▸ **Records to use**
___

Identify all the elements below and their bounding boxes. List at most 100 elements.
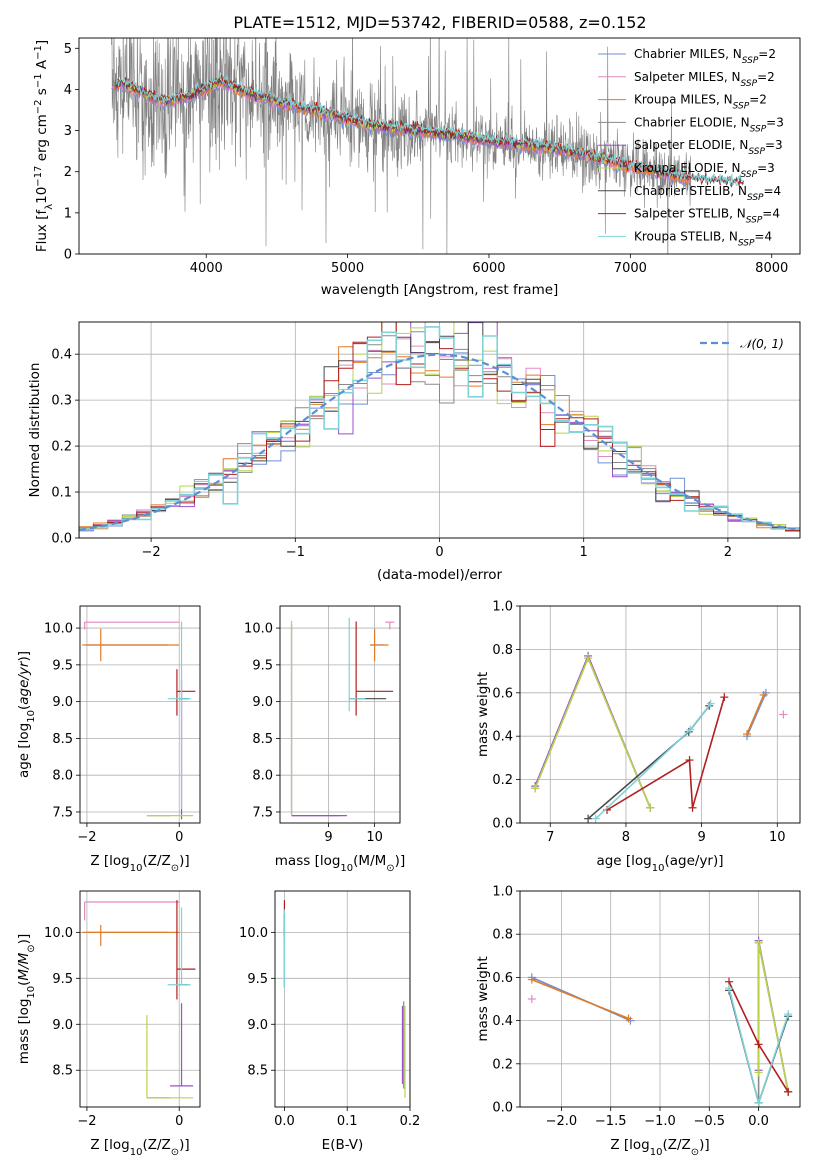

___

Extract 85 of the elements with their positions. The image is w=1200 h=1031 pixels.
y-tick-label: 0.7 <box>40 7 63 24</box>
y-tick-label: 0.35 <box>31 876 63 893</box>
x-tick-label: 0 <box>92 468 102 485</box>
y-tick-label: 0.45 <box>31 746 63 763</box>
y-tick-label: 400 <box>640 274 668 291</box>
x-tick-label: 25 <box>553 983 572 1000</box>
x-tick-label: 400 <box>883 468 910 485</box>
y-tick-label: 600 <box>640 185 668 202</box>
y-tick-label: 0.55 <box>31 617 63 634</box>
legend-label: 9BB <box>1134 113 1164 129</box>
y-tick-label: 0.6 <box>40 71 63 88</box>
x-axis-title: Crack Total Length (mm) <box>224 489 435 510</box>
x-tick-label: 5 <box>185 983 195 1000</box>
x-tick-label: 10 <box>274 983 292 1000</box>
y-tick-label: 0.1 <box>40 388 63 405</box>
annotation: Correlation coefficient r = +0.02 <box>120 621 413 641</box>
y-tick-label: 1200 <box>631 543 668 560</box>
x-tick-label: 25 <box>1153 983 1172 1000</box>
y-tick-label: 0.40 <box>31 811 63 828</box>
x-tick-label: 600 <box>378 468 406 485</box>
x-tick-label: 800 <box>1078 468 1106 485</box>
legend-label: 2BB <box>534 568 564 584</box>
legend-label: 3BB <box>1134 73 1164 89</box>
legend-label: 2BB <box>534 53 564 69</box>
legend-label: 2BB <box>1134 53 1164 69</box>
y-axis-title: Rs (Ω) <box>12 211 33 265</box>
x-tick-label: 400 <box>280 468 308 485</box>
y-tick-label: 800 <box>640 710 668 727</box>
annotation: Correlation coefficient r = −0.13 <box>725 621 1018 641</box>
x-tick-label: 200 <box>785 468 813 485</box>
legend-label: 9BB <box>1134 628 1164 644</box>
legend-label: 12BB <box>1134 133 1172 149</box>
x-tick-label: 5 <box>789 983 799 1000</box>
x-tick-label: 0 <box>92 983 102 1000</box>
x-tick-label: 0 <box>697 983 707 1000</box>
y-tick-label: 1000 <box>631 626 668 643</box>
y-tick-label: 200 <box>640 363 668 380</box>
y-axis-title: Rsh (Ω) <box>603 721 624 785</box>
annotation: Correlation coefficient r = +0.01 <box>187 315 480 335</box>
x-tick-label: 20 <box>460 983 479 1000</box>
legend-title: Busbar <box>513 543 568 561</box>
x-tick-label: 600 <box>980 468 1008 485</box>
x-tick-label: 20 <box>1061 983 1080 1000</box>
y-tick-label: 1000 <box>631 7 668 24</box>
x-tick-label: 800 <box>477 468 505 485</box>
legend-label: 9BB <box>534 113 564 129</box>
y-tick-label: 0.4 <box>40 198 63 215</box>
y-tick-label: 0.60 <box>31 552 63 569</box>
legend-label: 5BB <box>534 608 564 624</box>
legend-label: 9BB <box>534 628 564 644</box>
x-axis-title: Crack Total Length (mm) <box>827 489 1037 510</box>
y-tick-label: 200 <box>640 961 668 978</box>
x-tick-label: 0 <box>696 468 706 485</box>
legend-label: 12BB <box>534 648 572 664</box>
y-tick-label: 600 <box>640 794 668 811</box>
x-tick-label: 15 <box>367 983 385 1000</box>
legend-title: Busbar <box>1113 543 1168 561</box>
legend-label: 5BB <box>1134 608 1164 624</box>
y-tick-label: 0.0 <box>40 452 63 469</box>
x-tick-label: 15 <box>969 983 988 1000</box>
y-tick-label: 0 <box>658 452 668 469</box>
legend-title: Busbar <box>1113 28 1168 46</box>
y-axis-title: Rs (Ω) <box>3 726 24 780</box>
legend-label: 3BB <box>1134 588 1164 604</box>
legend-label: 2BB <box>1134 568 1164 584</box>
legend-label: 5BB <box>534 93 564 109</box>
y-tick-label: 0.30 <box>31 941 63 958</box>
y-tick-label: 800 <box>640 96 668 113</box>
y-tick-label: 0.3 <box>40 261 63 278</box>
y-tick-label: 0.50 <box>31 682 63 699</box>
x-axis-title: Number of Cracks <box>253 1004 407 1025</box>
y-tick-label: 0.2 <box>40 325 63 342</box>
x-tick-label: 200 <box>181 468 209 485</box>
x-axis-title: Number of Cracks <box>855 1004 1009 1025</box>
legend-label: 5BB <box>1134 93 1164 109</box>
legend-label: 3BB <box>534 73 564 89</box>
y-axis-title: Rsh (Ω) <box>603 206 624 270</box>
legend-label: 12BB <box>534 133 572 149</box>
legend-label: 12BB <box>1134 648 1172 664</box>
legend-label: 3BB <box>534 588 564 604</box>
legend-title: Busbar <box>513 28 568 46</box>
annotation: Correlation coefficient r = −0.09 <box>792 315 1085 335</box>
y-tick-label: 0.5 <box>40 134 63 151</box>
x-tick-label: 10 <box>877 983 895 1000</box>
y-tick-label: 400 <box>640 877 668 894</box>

___

▸ **Stated problem**
Show every line of the entries above that contains the word "Length".

▸ **Written response**
x-axis-title: Crack Total Length (mm) <box>224 489 435 510</box>
x-axis-title: Crack Total Length (mm) <box>827 489 1037 510</box>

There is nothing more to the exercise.